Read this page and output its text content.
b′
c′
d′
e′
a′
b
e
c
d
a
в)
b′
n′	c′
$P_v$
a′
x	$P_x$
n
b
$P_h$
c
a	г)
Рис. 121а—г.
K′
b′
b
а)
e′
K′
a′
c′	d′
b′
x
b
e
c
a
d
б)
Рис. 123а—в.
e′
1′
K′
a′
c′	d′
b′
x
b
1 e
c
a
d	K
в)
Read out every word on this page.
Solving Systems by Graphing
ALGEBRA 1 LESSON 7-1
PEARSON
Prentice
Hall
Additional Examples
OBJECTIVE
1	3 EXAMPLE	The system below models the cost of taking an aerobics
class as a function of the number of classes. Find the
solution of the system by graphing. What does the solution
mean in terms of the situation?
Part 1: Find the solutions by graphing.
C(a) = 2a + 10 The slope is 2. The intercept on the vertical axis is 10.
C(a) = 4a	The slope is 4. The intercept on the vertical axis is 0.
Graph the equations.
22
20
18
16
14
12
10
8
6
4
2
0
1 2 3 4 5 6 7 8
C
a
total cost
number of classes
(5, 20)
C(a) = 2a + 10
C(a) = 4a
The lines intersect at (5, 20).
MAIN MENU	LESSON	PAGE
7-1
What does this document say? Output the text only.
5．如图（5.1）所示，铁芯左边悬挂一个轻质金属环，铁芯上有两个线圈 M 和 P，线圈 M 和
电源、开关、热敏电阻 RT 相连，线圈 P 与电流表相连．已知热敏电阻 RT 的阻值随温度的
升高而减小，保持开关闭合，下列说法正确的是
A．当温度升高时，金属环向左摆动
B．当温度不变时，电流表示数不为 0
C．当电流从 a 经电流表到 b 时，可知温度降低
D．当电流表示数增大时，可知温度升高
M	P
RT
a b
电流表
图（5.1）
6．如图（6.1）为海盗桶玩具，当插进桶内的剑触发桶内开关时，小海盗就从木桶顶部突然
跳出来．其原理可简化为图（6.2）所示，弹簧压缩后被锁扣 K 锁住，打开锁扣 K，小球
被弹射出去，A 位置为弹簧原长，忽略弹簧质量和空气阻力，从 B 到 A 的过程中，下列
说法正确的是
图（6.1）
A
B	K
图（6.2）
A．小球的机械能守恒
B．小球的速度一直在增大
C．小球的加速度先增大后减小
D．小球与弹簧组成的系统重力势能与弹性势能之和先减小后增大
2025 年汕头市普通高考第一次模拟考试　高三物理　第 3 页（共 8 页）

#####

> Stated task:
Once more, set down the full listing, verbatim.

> Task solution:
Read this page and output its text content.
b′
c′
d′
e′
a′
b
e
c
d
a
в)
b′
n′	c′
$P_v$
a′
x	$P_x$
n
b
$P_h$
c
a	г)
Рис. 121а—г.
K′
b′
b
а)
e′
K′
a′
c′	d′
b′
x
b
e
c
a
d
б)
Рис. 123а—в.
e′
1′
K′
a′
c′	d′
b′
x
b
1 e
c
a
d	K
в)
Read out every word on this page.
Solving Systems by Graphing
ALGEBRA 1 LESSON 7-1
PEARSON
Prentice
Hall
Additional Examples
OBJECTIVE
1	3 EXAMPLE	The system below models the cost of taking an aerobics
class as a function of the number of classes. Find the
solution of the system by graphing. What does the solution
mean in terms of the situation?
Part 1: Find the solutions by graphing.
C(a) = 2a + 10 The slope is 2. The intercept on the vertical axis is 10.
C(a) = 4a	The slope is 4. The intercept on the vertical axis is 0.
Graph the equations.
22
20
18
16
14
12
10
8
6
4
2
0
1 2 3 4 5 6 7 8
C
a
total cost
number of classes
(5, 20)
C(a) = 2a + 10
C(a) = 4a
The lines intersect at (5, 20).
MAIN MENU	LESSON	PAGE
7-1
What does this document say? Output the text only.
5．如图（5.1）所示，铁芯左边悬挂一个轻质金属环，铁芯上有两个线圈 M 和 P，线圈 M 和
电源、开关、热敏电阻 RT 相连，线圈 P 与电流表相连．已知热敏电阻 RT 的阻值随温度的
升高而减小，保持开关闭合，下列说法正确的是
A．当温度升高时，金属环向左摆动
B．当温度不变时，电流表示数不为 0
C．当电流从 a 经电流表到 b 时，可知温度降低
D．当电流表示数增大时，可知温度升高
M	P
RT
a b
电流表
图（5.1）
6．如图（6.1）为海盗桶玩具，当插进桶内的剑触发桶内开关时，小海盗就从木桶顶部突然
跳出来．其原理可简化为图（6.2）所示，弹簧压缩后被锁扣 K 锁住，打开锁扣 K，小球
被弹射出去，A 位置为弹簧原长，忽略弹簧质量和空气阻力，从 B 到 A 的过程中，下列
说法正确的是
图（6.1）
A
B	K
图（6.2）
A．小球的机械能守恒
B．小球的速度一直在增大
C．小球的加速度先增大后减小
D．小球与弹簧组成的系统重力势能与弹性势能之和先减小后增大
2025 年汕头市普通高考第一次模拟考试　高三物理　第 3 页（共 8 页）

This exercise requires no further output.